* WHAT NEEDS TO BE DONE: Reproduce the data below in full and exclude every picture.

Dataset excerpt:
◆ ◆ ◆ ◆ ◆ ◆ ◆
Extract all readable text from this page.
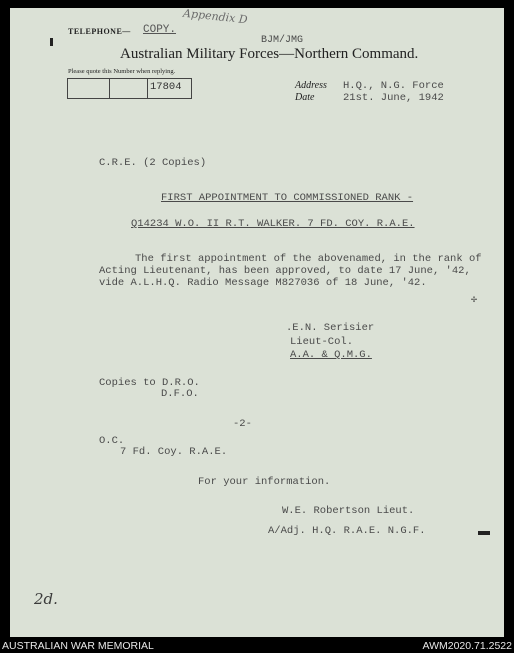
TELEPHONE— COPY.
Appendix D
BJM/JMG
Australian Military Forces—Northern Command.
Please quote this Number when replying.
17804	Address H.Q., N.G. Force
Date	21st. June, 1942
C.R.E. (2 Copies)
FIRST APPOINTMENT TO COMMISSIONED RANK -
Q14234 W.O. II R.T. WALKER. 7 FD. COY. R.A.E.
The first appointment of the abovenamed, in the rank of
Acting Lieutenant, has been approved, to date 17 June, '42,
vide A.L.H.Q. Radio Message M827036 of 18 June, '42.
✢
.E.N. Serisier
Lieut-Col.
A.A. & Q.M.G.
Copies to D.R.O.
D.F.O.
-2-
O.C.
7 Fd. Coy. R.A.E.
For your information.
W.E. Robertson Lieut.
A/Adj. H.Q. R.A.E. N.G.F.
2d.
AUSTRALIAN WAR MEMORIAL	AWM2020.71.2522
◆ ◆ ◆ ◆ ◆ ◆ ◆
* WRITTEN ANSWER:
Extract all readable text from this page.
TELEPHONE— COPY.
Appendix D
BJM/JMG
Australian Military Forces—Northern Command.
Please quote this Number when replying.
17804	Address H.Q., N.G. Force
Date	21st. June, 1942
C.R.E. (2 Copies)
FIRST APPOINTMENT TO COMMISSIONED RANK -
Q14234 W.O. II R.T. WALKER. 7 FD. COY. R.A.E.
The first appointment of the abovenamed, in the rank of
Acting Lieutenant, has been approved, to date 17 June, '42,
vide A.L.H.Q. Radio Message M827036 of 18 June, '42.
✢
.E.N. Serisier
Lieut-Col.
A.A. & Q.M.G.
Copies to D.R.O.
D.F.O.
-2-
O.C.
7 Fd. Coy. R.A.E.
For your information.
W.E. Robertson Lieut.
A/Adj. H.Q. R.A.E. N.G.F.
2d.
AUSTRALIAN WAR MEMORIAL	AWM2020.71.2522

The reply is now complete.